## Begin

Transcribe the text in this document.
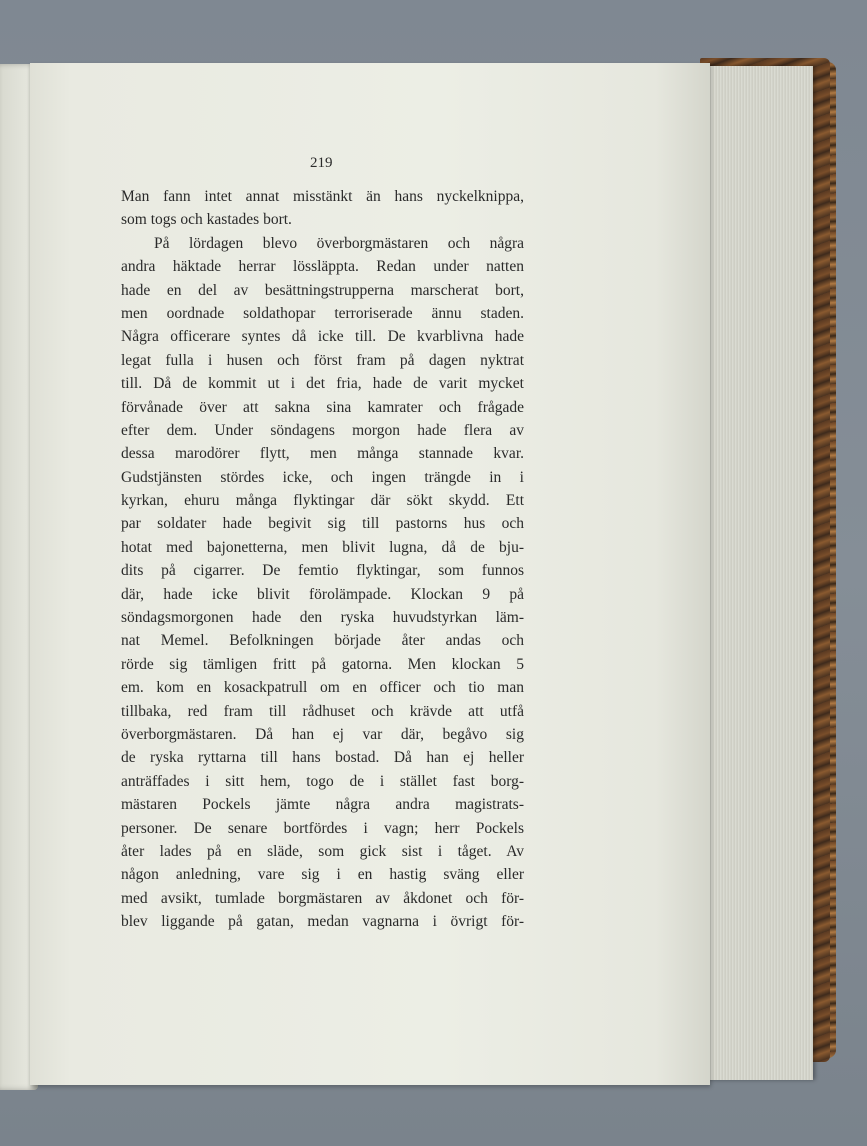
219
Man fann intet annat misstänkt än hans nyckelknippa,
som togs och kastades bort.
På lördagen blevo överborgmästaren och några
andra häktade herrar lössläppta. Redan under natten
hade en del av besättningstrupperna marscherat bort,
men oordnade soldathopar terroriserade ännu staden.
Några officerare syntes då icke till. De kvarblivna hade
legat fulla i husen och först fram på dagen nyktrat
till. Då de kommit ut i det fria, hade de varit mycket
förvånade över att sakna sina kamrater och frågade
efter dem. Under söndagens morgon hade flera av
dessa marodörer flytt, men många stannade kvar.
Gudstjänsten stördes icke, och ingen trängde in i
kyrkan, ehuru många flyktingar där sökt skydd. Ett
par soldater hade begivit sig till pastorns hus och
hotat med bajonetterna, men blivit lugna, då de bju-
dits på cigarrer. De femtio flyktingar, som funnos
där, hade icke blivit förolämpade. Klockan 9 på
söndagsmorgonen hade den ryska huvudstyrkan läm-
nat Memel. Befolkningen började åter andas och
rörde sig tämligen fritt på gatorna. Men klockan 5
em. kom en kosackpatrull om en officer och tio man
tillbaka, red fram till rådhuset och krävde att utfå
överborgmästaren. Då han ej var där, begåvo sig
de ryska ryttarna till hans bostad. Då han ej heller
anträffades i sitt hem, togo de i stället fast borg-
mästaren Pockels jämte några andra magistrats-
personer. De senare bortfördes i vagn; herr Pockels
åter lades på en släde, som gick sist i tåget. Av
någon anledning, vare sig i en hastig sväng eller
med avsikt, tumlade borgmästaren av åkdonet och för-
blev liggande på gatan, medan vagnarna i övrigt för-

## End

> _Stated task_
Write out the whole listing again, exactly, with no pictures.

> _Response to this exercise_
Transcribe the text in this document.
219
Man fann intet annat misstänkt än hans nyckelknippa,
som togs och kastades bort.
På lördagen blevo överborgmästaren och några
andra häktade herrar lössläppta. Redan under natten
hade en del av besättningstrupperna marscherat bort,
men oordnade soldathopar terroriserade ännu staden.
Några officerare syntes då icke till. De kvarblivna hade
legat fulla i husen och först fram på dagen nyktrat
till. Då de kommit ut i det fria, hade de varit mycket
förvånade över att sakna sina kamrater och frågade
efter dem. Under söndagens morgon hade flera av
dessa marodörer flytt, men många stannade kvar.
Gudstjänsten stördes icke, och ingen trängde in i
kyrkan, ehuru många flyktingar där sökt skydd. Ett
par soldater hade begivit sig till pastorns hus och
hotat med bajonetterna, men blivit lugna, då de bju-
dits på cigarrer. De femtio flyktingar, som funnos
där, hade icke blivit förolämpade. Klockan 9 på
söndagsmorgonen hade den ryska huvudstyrkan läm-
nat Memel. Befolkningen började åter andas och
rörde sig tämligen fritt på gatorna. Men klockan 5
em. kom en kosackpatrull om en officer och tio man
tillbaka, red fram till rådhuset och krävde att utfå
överborgmästaren. Då han ej var där, begåvo sig
de ryska ryttarna till hans bostad. Då han ej heller
anträffades i sitt hem, togo de i stället fast borg-
mästaren Pockels jämte några andra magistrats-
personer. De senare bortfördes i vagn; herr Pockels
åter lades på en släde, som gick sist i tåget. Av
någon anledning, vare sig i en hastig sväng eller
med avsikt, tumlade borgmästaren av åkdonet och för-
blev liggande på gatan, medan vagnarna i övrigt för-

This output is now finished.